Task item:
Your answer should be one number: how many lines below hold the word "olika".

Data shown:
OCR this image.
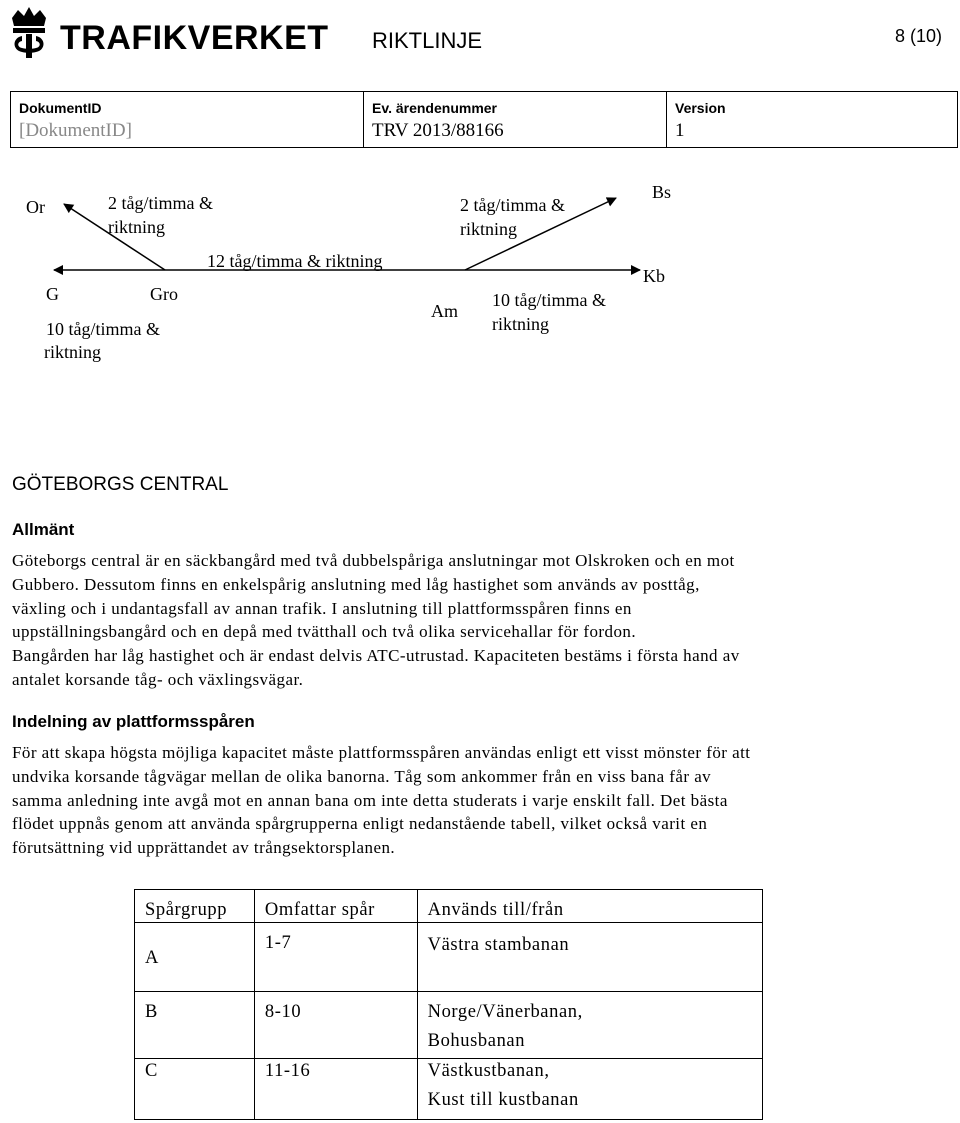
TRAFIKVERKET RIKTLINJE	8 (10)
DokumentID
[DokumentID]
Ev. ärendenummer
TRV 2013/88166
Version
1
Or	2 tåg/timma &
riktning
2 tåg/timma &
riktning
Bs
12 tåg/timma & riktning
Kb
G	Gro
Am
10 tåg/timma &
riktning
10 tåg/timma &
riktning
GÖTEBORGS CENTRAL
Allmänt
Göteborgs central är en säckbangård med två dubbelspåriga anslutningar mot Olskroken och en mot
Gubbero. Dessutom finns en enkelspårig anslutning med låg hastighet som används av posttåg,
växling och i undantagsfall av annan trafik. I anslutning till plattformsspåren finns en
uppställningsbangård och en depå med tvätthall och två olika servicehallar för fordon.
Bangården har låg hastighet och är endast delvis ATC-utrustad. Kapaciteten bestäms i första hand av
antalet korsande tåg- och växlingsvägar.
Indelning av plattformsspåren
För att skapa högsta möjliga kapacitet måste plattformsspåren användas enligt ett visst mönster för att
undvika korsande tågvägar mellan de olika banorna. Tåg som ankommer från en viss bana får av
samma anledning inte avgå mot en annan bana om inte detta studerats i varje enskilt fall. Det bästa
flödet uppnås genom att använda spårgrupperna enligt nedanstående tabell, vilket också varit en
förutsättning vid upprättandet av trångsektorsplanen.
Spårgrupp	Omfattar spår	Används till/från

A	1-7	Västra stambanan

B	8-10	Norge/Vänerbanan,
Bohusbanan

C	11-16	Västkustbanan,
Kust till kustbanan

Response for this exercise:
2